--- Exercise requirements ---
Go through the records and give the number of lines that include "during", with nothing else.

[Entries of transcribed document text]
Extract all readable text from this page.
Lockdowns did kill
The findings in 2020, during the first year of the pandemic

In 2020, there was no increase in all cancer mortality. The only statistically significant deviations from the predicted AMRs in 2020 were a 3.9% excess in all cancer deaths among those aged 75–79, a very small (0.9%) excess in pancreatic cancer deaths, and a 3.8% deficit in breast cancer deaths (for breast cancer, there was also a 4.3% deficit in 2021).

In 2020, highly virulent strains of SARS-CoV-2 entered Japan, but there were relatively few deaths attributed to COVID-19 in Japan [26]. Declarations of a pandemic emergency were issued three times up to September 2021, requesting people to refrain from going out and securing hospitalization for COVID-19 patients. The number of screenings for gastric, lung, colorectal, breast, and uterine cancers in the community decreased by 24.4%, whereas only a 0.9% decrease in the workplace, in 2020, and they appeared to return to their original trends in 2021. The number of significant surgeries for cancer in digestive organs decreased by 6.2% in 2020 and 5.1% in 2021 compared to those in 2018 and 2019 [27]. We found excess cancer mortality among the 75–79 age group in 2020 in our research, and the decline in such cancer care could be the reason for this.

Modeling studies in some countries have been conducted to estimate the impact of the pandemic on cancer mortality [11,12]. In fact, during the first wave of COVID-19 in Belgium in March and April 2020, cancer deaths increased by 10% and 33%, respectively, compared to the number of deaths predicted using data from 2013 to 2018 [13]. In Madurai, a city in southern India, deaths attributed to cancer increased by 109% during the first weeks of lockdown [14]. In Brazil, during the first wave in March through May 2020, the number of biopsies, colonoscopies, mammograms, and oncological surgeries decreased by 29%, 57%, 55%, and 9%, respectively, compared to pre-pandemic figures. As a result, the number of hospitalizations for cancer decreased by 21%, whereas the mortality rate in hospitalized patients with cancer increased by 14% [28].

--- Expected answer ---
2